— BEGIN RECORDS SHOWN —

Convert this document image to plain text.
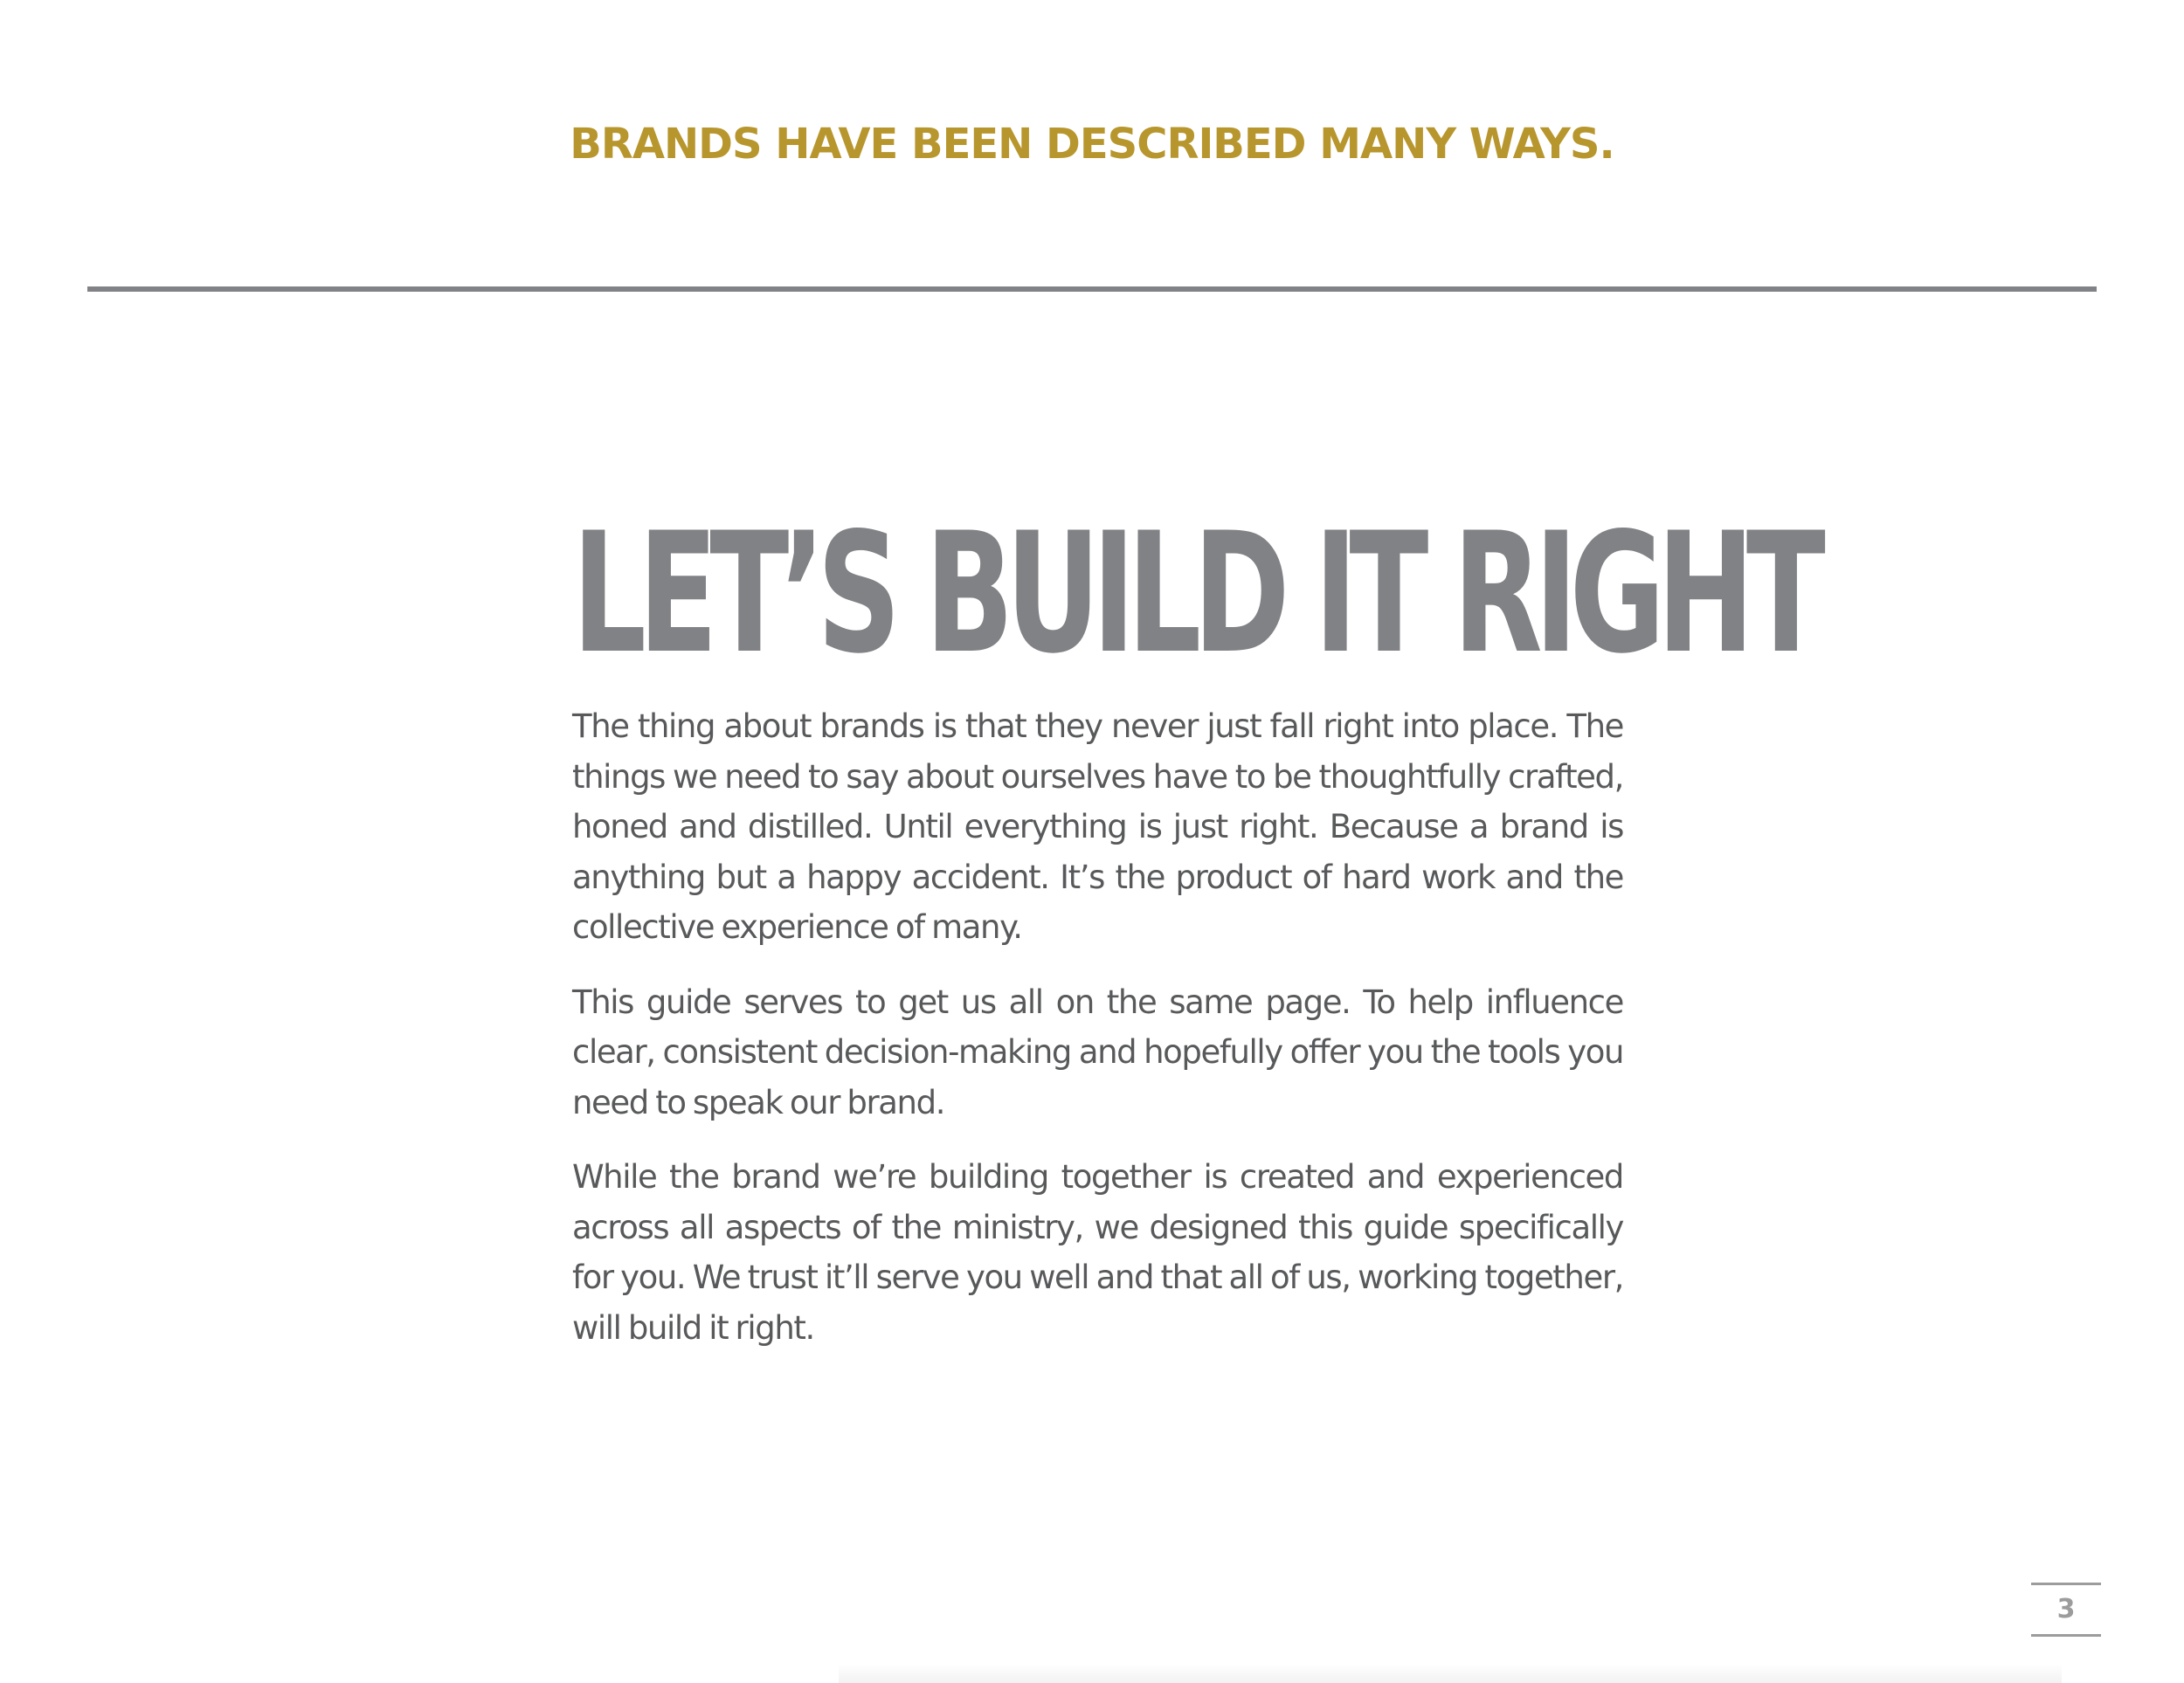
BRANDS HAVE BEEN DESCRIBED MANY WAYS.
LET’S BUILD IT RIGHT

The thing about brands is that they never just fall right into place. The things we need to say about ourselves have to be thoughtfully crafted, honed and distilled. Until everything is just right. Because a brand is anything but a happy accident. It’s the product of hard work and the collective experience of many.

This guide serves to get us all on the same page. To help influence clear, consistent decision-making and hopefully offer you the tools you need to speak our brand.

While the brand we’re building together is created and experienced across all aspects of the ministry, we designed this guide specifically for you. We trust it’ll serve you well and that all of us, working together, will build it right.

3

— END RECORDS SHOWN —
— BEGIN RECORDS SHOWN —

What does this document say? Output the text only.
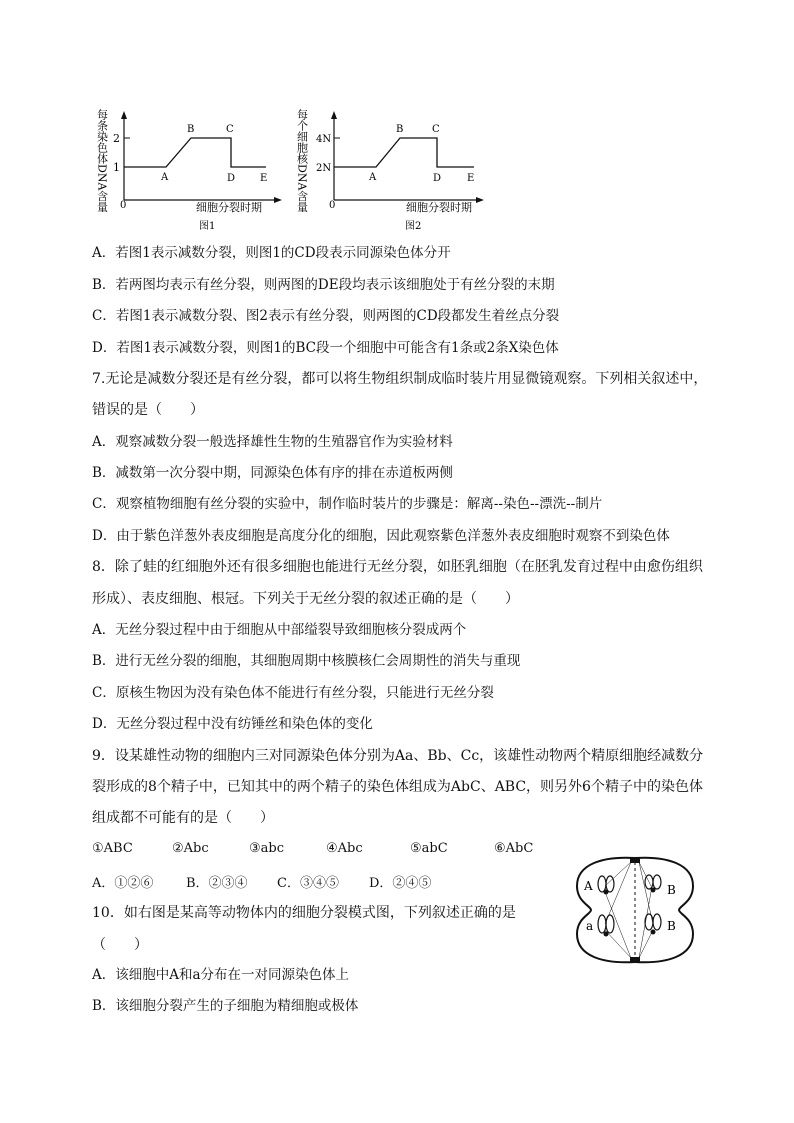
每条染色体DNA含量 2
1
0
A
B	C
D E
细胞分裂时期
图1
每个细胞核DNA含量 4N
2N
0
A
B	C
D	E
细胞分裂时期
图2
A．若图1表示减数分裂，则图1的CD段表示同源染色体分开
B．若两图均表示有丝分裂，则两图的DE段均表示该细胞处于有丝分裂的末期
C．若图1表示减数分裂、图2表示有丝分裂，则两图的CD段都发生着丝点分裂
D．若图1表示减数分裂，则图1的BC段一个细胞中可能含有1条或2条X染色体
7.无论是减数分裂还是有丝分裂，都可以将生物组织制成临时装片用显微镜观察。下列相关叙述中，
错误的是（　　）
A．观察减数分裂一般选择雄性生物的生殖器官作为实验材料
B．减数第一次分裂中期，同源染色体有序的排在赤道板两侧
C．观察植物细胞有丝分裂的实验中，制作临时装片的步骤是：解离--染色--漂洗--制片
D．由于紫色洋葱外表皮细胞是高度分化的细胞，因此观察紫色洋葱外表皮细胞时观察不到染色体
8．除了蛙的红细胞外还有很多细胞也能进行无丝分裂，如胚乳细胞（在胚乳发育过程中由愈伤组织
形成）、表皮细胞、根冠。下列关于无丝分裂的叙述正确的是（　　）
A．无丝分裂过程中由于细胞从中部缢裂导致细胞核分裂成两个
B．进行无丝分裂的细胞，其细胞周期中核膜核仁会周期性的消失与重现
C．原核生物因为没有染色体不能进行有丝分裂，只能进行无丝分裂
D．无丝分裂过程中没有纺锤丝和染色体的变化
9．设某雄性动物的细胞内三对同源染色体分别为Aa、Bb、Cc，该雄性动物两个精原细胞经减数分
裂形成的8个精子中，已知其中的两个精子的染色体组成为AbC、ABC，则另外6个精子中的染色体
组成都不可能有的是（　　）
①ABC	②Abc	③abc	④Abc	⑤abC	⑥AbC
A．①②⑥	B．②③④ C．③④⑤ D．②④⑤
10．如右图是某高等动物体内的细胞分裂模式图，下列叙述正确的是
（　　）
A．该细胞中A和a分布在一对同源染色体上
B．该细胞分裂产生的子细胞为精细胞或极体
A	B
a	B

— END RECORDS SHOWN —

● JOB
Copy each line of the listing that contains the string "need".

● EXERCISE SOLUTION
The thing about brands is that they never just fall right into place. The things we need to say about ourselves have to be thoughtfully crafted, honed and distilled. Until everything is just right. Because a brand is anything but a happy accident. It’s the product of hard work and the collective experience of many.
This guide serves to get us all on the same page. To help influence clear, consistent decision-making and hopefully offer you the tools you need to speak our brand.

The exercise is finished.